How can anyone justifiably defend George Bush at this point? A single good word about Bush is devastating blow in the face of humanity.


----------



## Moonchilde (Sep 6, 2007)

Brian Ralston @ September 6th 2007 said:


> Criticizing policy is one thing...criticizing the intellect and capability of a Harvard business school graduate, who happens to be the sitting 2-Term president, with the occasional childish name calling thrown in for good measure really only reflects poorly on the person dishing it out.



Except that it is entirely possible he didn't really graduate of his own doing. Who knows how much pull outside references had? I have not done any research into that and I don't care to. Did he really get into the office because of his intelligence? There were plenty of people who said Kerry was "too smart" and they couldn't relate to him because of that. Can you imagine that? People actually wanted a so called dumb president because they couldn't relate to the smart one! I just think the Republicans had a better shit slinging team and Kerry was tarnished too early and too harshly to fix it before the election.

Either way, Bush isn't as dumb as a lot of people think. However, he certainly isn't a very smart person based on his actions.


----------



## almacg (Sep 6, 2007)

### PROVIDED DATA
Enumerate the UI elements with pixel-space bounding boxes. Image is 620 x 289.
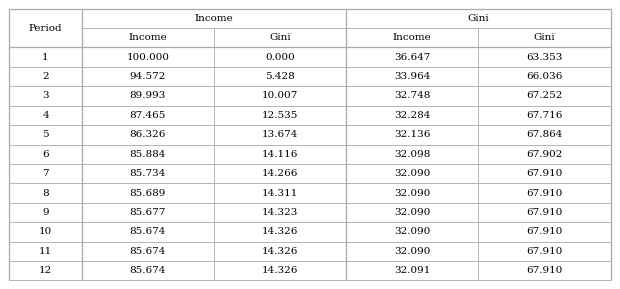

### REQUIRED TASK A
In the forum thread, whose remark does Moonchilde quote before replying?
### REQUIRED TASK B
Summarize the forum thread in three sentences.
### REQUIRED TASK C
Please reproduce everything in the forum thread from "Except that it" down to "almacg (Sep 6, 2007)".

### COMPLETE ANSWER A
Brian Ralston's

### COMPLETE ANSWER B
The forum thread opens by asking how anyone can still justifiably defend George Bush. Moonchilde answers Brian Ralston's claim that attacking Bush's intellect reflects poorly on the critic: he suggests that Bush may not have graduated on his own merit, and that Republicans had the better smear team and tarnished Kerry too early for him to recover. Moonchilde concludes that Bush isn't as dumb as many people think but isn't very smart, judging by his actions.

### COMPLETE ANSWER C
Except that it is entirely possible he didn't really graduate of his own doing. Who knows how much pull outside references had? I have not done any research into that and I don't care to. Did he really get into the office because of his intelligence? There were plenty of people who said Kerry was "too smart" and they couldn't relate to him because of that. Can you imagine that? People actually wanted a so called dumb president because they couldn't relate to the smart one! I just think the Republicans had a better shit slinging team and Kerry was tarnished too early and too harshly to fix it before the election.

Either way, Bush isn't as dumb as a lot of people think. However, he certainly isn't a very smart person based on his actions.


----------



## almacg (Sep 6, 2007)